From the listing below, pull out the lines that hold "многоцелевого".
+===+
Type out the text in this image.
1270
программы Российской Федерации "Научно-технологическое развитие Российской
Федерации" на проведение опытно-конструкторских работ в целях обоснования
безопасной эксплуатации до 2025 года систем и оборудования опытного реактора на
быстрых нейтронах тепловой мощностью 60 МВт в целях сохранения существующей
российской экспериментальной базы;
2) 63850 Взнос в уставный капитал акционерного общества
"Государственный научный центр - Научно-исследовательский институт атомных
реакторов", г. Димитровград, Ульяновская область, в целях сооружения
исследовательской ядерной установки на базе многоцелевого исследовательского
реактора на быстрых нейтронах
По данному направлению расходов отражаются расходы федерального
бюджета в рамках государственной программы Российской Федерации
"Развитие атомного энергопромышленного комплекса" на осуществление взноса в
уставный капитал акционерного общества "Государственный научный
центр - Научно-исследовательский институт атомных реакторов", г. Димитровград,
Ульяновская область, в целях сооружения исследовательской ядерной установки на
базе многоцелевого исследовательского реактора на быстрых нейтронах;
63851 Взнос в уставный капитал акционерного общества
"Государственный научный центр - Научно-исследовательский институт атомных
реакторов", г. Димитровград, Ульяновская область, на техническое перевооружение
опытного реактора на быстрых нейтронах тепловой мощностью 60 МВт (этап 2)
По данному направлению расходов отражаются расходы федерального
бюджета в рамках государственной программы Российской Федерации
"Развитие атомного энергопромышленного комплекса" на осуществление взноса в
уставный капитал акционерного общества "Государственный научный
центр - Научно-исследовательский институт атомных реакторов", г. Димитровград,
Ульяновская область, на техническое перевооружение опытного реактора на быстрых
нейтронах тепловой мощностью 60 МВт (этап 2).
+===+
- **Result of this task**
исследовательской ядерной установки на базе многоцелевого исследовательского
базе многоцелевого исследовательского реактора на быстрых нейтронах;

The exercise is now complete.